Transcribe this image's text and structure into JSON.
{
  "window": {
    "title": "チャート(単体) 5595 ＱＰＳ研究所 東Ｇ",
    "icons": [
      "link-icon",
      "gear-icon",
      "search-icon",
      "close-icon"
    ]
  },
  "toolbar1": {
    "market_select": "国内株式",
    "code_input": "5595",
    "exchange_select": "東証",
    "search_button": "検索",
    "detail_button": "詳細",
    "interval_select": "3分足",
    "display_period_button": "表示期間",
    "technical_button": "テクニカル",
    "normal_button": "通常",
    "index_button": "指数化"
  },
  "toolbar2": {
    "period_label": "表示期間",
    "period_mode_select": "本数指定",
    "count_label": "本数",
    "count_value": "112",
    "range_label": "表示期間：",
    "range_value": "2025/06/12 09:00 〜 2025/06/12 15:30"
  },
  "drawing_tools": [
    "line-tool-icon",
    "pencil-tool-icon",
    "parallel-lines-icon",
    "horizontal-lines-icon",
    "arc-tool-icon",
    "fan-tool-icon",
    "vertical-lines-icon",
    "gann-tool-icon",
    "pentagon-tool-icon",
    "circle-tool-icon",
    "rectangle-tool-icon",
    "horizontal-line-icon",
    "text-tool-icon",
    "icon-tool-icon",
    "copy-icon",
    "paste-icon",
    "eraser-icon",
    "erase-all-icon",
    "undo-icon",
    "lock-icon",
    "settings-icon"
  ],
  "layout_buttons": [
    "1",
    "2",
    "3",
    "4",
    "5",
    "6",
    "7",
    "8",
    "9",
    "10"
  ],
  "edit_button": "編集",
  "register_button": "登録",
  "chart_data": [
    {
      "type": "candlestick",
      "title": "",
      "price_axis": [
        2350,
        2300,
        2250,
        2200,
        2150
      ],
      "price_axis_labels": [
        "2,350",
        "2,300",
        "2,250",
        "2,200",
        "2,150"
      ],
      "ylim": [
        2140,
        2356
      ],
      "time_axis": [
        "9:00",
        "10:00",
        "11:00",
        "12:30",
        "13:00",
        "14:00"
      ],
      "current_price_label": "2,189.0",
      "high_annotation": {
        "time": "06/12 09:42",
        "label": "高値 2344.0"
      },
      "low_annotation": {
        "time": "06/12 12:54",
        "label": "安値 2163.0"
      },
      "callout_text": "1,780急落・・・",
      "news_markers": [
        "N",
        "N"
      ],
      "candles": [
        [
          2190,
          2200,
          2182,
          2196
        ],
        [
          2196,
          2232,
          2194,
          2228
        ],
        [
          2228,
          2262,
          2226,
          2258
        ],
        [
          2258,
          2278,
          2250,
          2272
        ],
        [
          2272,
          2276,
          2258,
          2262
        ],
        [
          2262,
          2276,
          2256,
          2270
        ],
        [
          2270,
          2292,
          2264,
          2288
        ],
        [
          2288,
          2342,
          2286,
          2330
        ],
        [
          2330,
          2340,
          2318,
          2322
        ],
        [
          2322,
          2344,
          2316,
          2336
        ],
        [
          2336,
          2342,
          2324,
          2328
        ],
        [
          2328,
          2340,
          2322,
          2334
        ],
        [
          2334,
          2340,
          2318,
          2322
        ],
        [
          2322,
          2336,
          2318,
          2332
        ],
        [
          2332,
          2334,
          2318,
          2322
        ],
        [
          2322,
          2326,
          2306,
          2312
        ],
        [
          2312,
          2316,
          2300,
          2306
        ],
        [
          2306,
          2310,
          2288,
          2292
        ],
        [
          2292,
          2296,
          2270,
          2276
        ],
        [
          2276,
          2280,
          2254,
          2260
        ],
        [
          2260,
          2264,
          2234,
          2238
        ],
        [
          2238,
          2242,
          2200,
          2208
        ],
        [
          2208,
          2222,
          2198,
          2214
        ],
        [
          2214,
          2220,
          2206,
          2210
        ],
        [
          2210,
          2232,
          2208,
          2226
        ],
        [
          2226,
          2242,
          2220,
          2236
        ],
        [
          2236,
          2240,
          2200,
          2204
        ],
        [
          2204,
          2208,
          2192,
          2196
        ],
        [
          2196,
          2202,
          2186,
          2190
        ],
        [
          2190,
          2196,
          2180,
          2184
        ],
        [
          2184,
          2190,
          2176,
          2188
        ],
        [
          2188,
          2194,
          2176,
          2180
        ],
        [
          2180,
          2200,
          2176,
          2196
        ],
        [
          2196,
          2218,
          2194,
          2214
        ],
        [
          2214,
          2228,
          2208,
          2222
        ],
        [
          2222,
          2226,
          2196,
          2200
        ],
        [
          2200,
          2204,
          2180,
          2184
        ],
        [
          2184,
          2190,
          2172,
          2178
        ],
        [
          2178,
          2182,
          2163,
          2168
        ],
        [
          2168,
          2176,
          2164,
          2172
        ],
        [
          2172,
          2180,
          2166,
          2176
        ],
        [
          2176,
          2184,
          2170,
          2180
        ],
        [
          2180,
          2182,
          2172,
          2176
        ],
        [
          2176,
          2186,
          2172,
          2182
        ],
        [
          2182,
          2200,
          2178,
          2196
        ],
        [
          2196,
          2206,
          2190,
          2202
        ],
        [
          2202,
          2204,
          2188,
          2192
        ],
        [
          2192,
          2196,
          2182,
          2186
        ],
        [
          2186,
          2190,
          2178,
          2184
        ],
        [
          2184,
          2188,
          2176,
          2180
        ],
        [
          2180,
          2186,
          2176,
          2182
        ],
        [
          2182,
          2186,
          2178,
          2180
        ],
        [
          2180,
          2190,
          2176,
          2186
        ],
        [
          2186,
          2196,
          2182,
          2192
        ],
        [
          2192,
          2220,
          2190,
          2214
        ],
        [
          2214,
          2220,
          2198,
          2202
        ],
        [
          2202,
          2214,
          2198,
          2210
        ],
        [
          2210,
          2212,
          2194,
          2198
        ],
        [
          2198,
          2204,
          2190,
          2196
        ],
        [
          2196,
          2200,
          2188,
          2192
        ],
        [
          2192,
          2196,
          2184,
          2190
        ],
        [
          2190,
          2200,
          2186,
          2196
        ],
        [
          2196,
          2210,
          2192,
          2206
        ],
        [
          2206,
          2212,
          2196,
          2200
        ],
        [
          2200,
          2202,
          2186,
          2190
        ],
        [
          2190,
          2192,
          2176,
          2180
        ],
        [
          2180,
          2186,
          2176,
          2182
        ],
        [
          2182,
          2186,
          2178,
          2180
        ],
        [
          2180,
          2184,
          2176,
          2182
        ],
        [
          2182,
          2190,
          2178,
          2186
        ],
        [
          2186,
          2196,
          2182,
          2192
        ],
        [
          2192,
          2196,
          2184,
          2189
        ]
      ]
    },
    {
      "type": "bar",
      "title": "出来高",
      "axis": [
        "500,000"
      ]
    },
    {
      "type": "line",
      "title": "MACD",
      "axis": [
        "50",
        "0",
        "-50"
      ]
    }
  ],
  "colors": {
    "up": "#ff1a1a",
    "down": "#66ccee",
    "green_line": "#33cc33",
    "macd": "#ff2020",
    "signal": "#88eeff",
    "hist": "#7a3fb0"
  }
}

==============================

### WHAT TO DO:
Return the entries above exactly as they appear.

### FULL SOLUTION:
Transcribe this image's text and structure into JSON.
{
  "window": {
    "title": "チャート(単体) 5595 ＱＰＳ研究所 東Ｇ",
    "icons": [
      "link-icon",
      "gear-icon",
      "search-icon",
      "close-icon"
    ]
  },
  "toolbar1": {
    "market_select": "国内株式",
    "code_input": "5595",
    "exchange_select": "東証",
    "search_button": "検索",
    "detail_button": "詳細",
    "interval_select": "3分足",
    "display_period_button": "表示期間",
    "technical_button": "テクニカル",
    "normal_button": "通常",
    "index_button": "指数化"
  },
  "toolbar2": {
    "period_label": "表示期間",
    "period_mode_select": "本数指定",
    "count_label": "本数",
    "count_value": "112",
    "range_label": "表示期間：",
    "range_value": "2025/06/12 09:00 〜 2025/06/12 15:30"
  },
  "drawing_tools": [
    "line-tool-icon",
    "pencil-tool-icon",
    "parallel-lines-icon",
    "horizontal-lines-icon",
    "arc-tool-icon",
    "fan-tool-icon",
    "vertical-lines-icon",
    "gann-tool-icon",
    "pentagon-tool-icon",
    "circle-tool-icon",
    "rectangle-tool-icon",
    "horizontal-line-icon",
    "text-tool-icon",
    "icon-tool-icon",
    "copy-icon",
    "paste-icon",
    "eraser-icon",
    "erase-all-icon",
    "undo-icon",
    "lock-icon",
    "settings-icon"
  ],
  "layout_buttons": [
    "1",
    "2",
    "3",
    "4",
    "5",
    "6",
    "7",
    "8",
    "9",
    "10"
  ],
  "edit_button": "編集",
  "register_button": "登録",
  "chart_data": [
    {
      "type": "candlestick",
      "title": "",
      "price_axis": [
        2350,
        2300,
        2250,
        2200,
        2150
      ],
      "price_axis_labels": [
        "2,350",
        "2,300",
        "2,250",
        "2,200",
        "2,150"
      ],
      "ylim": [
        2140,
        2356
      ],
      "time_axis": [
        "9:00",
        "10:00",
        "11:00",
        "12:30",
        "13:00",
        "14:00"
      ],
      "current_price_label": "2,189.0",
      "high_annotation": {
        "time": "06/12 09:42",
        "label": "高値 2344.0"
      },
      "low_annotation": {
        "time": "06/12 12:54",
        "label": "安値 2163.0"
      },
      "callout_text": "1,780急落・・・",
      "news_markers": [
        "N",
        "N"
      ],
      "candles": [
        [
          2190,
          2200,
          2182,
          2196
        ],
        [
          2196,
          2232,
          2194,
          2228
        ],
        [
          2228,
          2262,
          2226,
          2258
        ],
        [
          2258,
          2278,
          2250,
          2272
        ],
        [
          2272,
          2276,
          2258,
          2262
        ],
        [
          2262,
          2276,
          2256,
          2270
        ],
        [
          2270,
          2292,
          2264,
          2288
        ],
        [
          2288,
          2342,
          2286,
          2330
        ],
        [
          2330,
          2340,
          2318,
          2322
        ],
        [
          2322,
          2344,
          2316,
          2336
        ],
        [
          2336,
          2342,
          2324,
          2328
        ],
        [
          2328,
          2340,
          2322,
          2334
        ],
        [
          2334,
          2340,
          2318,
          2322
        ],
        [
          2322,
          2336,
          2318,
          2332
        ],
        [
          2332,
          2334,
          2318,
          2322
        ],
        [
          2322,
          2326,
          2306,
          2312
        ],
        [
          2312,
          2316,
          2300,
          2306
        ],
        [
          2306,
          2310,
          2288,
          2292
        ],
        [
          2292,
          2296,
          2270,
          2276
        ],
        [
          2276,
          2280,
          2254,
          2260
        ],
        [
          2260,
          2264,
          2234,
          2238
        ],
        [
          2238,
          2242,
          2200,
          2208
        ],
        [
          2208,
          2222,
          2198,
          2214
        ],
        [
          2214,
          2220,
          2206,
          2210
        ],
        [
          2210,
          2232,
          2208,
          2226
        ],
        [
          2226,
          2242,
          2220,
          2236
        ],
        [
          2236,
          2240,
          2200,
          2204
        ],
        [
          2204,
          2208,
          2192,
          2196
        ],
        [
          2196,
          2202,
          2186,
          2190
        ],
        [
          2190,
          2196,
          2180,
          2184
        ],
        [
          2184,
          2190,
          2176,
          2188
        ],
        [
          2188,
          2194,
          2176,
          2180
        ],
        [
          2180,
          2200,
          2176,
          2196
        ],
        [
          2196,
          2218,
          2194,
          2214
        ],
        [
          2214,
          2228,
          2208,
          2222
        ],
        [
          2222,
          2226,
          2196,
          2200
        ],
        [
          2200,
          2204,
          2180,
          2184
        ],
        [
          2184,
          2190,
          2172,
          2178
        ],
        [
          2178,
          2182,
          2163,
          2168
        ],
        [
          2168,
          2176,
          2164,
          2172
        ],
        [
          2172,
          2180,
          2166,
          2176
        ],
        [
          2176,
          2184,
          2170,
          2180
        ],
        [
          2180,
          2182,
          2172,
          2176
        ],
        [
          2176,
          2186,
          2172,
          2182
        ],
        [
          2182,
          2200,
          2178,
          2196
        ],
        [
          2196,
          2206,
          2190,
          2202
        ],
        [
          2202,
          2204,
          2188,
          2192
        ],
        [
          2192,
          2196,
          2182,
          2186
        ],
        [
          2186,
          2190,
          2178,
          2184
        ],
        [
          2184,
          2188,
          2176,
          2180
        ],
        [
          2180,
          2186,
          2176,
          2182
        ],
        [
          2182,
          2186,
          2178,
          2180
        ],
        [
          2180,
          2190,
          2176,
          2186
        ],
        [
          2186,
          2196,
          2182,
          2192
        ],
        [
          2192,
          2220,
          2190,
          2214
        ],
        [
          2214,
          2220,
          2198,
          2202
        ],
        [
          2202,
          2214,
          2198,
          2210
        ],
        [
          2210,
          2212,
          2194,
          2198
        ],
        [
          2198,
          2204,
          2190,
          2196
        ],
        [
          2196,
          2200,
          2188,
          2192
        ],
        [
          2192,
          2196,
          2184,
          2190
        ],
        [
          2190,
          2200,
          2186,
          2196
        ],
        [
          2196,
          2210,
          2192,
          2206
        ],
        [
          2206,
          2212,
          2196,
          2200
        ],
        [
          2200,
          2202,
          2186,
          2190
        ],
        [
          2190,
          2192,
          2176,
          2180
        ],
        [
          2180,
          2186,
          2176,
          2182
        ],
        [
          2182,
          2186,
          2178,
          2180
        ],
        [
          2180,
          2184,
          2176,
          2182
        ],
        [
          2182,
          2190,
          2178,
          2186
        ],
        [
          2186,
          2196,
          2182,
          2192
        ],
        [
          2192,
          2196,
          2184,
          2189
        ]
      ]
    },
    {
      "type": "bar",
      "title": "出来高",
      "axis": [
        "500,000"
      ]
    },
    {
      "type": "line",
      "title": "MACD",
      "axis": [
        "50",
        "0",
        "-50"
      ]
    }
  ],
  "colors": {
    "up": "#ff1a1a",
    "down": "#66ccee",
    "green_line": "#33cc33",
    "macd": "#ff2020",
    "signal": "#88eeff",
    "hist": "#7a3fb0"
  }
}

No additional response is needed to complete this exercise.